**Texte du document**
- Texte visé : Texte de la commission sur la proposition de loi, adoptée avec modifications, par le Sénat, en deuxième lecture, portant création d’un statut de l’élu local (n°1997)., n° 2071-A0
- Stade de lecture : Deuxième lecture
- Examiné par : Assemblée nationale (séance publique)
Supprimer cet article.
Par cet amendement, les députés LFI proposent de supprimer cet article.
Celui-ci vise à mettre fin à l’incompatibilité entre le fait d’être élu communautaire et celui d’occuper un emploi salarié au sein de l’une des communes membres de l’EPCI.
La situation d’incompatibilité désigne le cas d’un élu qui, compte tenu des fonctions qu’il exerce, ne peut conserver son mandat à moins de renoncer à une autre activité.

**Action à mener A**
Donnez tous les intitulés de rubrique placés avant un deux-points dans l'en-tête de l'amendement.
**Action à mener B**
Recopiez l'amendement à partir des mots « Celui-ci vise à » et arrêtez-vous après « membres de l’EPCI. ».
Les entrées n'ont aucun lien avec l'amendement.

Données d'analyse de la mise en page:
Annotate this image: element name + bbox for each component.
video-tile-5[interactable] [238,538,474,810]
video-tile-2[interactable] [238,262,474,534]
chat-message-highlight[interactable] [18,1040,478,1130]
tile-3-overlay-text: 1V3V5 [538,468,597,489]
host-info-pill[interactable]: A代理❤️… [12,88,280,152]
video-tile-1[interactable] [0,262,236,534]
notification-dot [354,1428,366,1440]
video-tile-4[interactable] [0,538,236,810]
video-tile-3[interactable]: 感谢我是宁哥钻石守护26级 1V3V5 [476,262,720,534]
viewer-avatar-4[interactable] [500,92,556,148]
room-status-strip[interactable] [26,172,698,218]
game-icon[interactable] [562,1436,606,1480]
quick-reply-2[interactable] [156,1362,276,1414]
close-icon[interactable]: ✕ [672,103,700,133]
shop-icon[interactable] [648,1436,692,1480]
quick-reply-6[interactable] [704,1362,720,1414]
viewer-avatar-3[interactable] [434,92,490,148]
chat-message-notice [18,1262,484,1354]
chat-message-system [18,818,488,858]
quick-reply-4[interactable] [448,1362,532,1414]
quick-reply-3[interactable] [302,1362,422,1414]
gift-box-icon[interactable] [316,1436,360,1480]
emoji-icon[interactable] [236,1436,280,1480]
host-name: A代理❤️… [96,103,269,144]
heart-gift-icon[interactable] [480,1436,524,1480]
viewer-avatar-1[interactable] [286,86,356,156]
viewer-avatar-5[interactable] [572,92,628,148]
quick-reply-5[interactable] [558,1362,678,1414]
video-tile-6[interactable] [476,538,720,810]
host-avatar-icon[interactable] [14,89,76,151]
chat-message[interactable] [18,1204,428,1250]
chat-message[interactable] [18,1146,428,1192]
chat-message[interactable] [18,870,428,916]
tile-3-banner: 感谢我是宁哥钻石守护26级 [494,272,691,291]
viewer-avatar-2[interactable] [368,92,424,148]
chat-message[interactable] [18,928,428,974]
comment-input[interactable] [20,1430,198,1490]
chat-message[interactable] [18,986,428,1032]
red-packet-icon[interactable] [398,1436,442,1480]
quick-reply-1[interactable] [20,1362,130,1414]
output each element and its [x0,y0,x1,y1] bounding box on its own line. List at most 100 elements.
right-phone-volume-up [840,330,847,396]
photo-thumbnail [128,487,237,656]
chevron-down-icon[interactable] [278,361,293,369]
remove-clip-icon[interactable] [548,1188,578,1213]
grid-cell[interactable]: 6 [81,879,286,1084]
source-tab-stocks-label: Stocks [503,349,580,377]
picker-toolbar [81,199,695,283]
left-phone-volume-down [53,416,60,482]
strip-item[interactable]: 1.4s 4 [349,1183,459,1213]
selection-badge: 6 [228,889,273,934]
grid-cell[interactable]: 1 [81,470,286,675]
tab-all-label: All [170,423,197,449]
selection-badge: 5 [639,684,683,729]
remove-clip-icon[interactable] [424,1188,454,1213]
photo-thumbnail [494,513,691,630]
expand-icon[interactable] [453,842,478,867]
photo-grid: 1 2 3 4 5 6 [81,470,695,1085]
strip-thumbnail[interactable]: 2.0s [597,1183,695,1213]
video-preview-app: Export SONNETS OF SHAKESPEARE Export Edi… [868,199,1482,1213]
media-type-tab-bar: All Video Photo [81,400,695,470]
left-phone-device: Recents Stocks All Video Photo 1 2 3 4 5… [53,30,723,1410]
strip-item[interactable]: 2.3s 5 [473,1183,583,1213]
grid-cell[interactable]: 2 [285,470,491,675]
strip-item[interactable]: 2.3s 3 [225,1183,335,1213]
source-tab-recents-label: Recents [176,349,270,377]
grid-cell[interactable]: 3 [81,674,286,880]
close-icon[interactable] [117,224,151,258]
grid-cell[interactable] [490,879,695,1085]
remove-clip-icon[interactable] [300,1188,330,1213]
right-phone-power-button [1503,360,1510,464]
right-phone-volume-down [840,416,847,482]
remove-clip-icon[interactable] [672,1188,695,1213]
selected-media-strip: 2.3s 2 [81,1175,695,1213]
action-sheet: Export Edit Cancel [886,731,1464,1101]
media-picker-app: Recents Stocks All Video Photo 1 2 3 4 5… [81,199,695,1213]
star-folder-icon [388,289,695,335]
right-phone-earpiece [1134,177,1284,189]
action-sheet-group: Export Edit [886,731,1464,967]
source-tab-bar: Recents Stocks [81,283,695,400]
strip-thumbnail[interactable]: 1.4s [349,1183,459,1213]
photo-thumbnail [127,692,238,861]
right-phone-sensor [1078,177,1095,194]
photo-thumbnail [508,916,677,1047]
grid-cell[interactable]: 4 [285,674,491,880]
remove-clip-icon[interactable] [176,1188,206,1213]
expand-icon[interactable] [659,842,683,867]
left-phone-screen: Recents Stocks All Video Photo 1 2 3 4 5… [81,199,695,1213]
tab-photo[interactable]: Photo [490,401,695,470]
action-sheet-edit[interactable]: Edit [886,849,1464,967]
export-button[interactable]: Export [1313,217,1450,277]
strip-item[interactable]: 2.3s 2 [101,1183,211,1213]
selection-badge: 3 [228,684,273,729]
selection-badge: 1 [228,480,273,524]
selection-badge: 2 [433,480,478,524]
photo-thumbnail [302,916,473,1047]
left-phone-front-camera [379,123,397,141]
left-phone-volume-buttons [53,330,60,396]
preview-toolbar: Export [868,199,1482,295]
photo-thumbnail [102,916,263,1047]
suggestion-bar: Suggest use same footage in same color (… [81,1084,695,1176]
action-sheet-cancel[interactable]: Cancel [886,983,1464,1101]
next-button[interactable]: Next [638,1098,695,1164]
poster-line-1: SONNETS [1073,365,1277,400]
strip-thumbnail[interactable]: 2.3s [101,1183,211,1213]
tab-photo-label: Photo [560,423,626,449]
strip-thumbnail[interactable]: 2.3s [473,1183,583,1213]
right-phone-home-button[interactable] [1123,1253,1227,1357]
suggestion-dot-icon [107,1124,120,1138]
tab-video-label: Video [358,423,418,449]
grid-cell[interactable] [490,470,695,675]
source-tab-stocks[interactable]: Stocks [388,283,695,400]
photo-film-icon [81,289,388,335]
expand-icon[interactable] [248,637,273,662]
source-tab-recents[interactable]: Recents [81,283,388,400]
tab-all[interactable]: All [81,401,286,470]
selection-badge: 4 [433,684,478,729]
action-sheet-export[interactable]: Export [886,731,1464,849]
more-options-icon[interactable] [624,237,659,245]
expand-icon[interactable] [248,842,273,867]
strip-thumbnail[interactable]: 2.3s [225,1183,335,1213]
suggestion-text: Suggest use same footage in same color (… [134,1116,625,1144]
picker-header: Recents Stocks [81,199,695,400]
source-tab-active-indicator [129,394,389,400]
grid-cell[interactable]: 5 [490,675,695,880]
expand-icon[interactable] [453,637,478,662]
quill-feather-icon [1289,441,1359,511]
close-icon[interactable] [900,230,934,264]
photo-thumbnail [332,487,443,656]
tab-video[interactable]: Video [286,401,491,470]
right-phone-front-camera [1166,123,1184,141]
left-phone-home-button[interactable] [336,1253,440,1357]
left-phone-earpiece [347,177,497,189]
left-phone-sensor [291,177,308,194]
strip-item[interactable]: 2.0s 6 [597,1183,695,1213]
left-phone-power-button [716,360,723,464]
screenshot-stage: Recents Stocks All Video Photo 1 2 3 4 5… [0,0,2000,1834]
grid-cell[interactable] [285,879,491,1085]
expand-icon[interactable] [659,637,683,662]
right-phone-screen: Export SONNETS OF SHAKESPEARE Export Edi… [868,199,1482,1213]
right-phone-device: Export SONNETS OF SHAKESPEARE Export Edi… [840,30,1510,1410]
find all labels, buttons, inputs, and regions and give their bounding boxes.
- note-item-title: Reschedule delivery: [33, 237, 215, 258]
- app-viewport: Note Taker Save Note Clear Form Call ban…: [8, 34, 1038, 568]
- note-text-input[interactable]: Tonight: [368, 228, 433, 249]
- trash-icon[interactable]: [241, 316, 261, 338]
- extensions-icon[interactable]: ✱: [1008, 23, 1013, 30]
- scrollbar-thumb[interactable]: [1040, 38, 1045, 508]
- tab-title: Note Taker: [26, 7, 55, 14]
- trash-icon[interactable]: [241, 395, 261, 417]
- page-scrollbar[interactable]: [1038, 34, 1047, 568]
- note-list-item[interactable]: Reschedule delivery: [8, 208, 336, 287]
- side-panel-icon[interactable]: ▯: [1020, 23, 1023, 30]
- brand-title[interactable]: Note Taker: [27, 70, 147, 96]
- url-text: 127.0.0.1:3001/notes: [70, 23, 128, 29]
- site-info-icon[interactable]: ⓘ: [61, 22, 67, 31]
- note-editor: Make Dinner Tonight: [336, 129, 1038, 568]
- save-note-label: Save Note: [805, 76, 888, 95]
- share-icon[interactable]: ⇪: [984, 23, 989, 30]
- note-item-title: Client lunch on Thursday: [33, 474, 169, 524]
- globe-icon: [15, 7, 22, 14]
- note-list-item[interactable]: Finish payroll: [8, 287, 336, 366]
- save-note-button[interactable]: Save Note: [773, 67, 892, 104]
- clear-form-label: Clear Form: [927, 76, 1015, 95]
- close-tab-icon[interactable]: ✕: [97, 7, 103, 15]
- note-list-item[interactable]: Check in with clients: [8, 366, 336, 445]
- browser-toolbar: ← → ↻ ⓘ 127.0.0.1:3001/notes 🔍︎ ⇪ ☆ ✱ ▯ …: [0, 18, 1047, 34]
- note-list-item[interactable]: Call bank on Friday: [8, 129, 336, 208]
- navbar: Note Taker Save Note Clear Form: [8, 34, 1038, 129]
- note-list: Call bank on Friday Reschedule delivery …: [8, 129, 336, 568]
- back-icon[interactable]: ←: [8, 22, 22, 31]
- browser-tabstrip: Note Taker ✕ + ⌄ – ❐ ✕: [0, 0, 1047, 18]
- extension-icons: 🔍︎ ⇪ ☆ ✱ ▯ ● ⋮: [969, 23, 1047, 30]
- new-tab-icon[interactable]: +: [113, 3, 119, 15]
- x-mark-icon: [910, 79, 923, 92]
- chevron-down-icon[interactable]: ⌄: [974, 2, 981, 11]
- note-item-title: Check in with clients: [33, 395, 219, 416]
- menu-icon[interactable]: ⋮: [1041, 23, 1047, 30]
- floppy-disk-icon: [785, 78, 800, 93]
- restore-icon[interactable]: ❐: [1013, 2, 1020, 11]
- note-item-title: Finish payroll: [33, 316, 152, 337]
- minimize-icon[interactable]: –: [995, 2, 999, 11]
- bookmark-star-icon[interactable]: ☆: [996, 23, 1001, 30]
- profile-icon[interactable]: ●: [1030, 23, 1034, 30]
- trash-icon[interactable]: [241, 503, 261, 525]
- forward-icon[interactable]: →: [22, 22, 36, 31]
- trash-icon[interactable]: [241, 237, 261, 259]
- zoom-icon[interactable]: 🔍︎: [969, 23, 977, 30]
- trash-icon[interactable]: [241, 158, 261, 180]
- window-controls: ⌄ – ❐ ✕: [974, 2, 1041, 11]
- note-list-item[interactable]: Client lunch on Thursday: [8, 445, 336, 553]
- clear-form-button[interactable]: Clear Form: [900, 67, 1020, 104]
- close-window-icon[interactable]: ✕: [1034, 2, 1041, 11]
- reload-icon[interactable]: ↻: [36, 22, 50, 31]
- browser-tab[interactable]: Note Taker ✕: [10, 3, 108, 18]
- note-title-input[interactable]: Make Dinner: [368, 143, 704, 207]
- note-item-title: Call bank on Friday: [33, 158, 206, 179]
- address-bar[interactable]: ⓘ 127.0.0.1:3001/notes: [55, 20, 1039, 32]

**Réponse attendue A**
Texte visé ; Stade de lecture ; Examiné par

**Réponse attendue B**
Celui-ci vise à mettre fin à l’incompatibilité entre le fait d’être élu communautaire et celui d’occuper un emploi salarié au sein de l’une des communes membres de l’EPCI.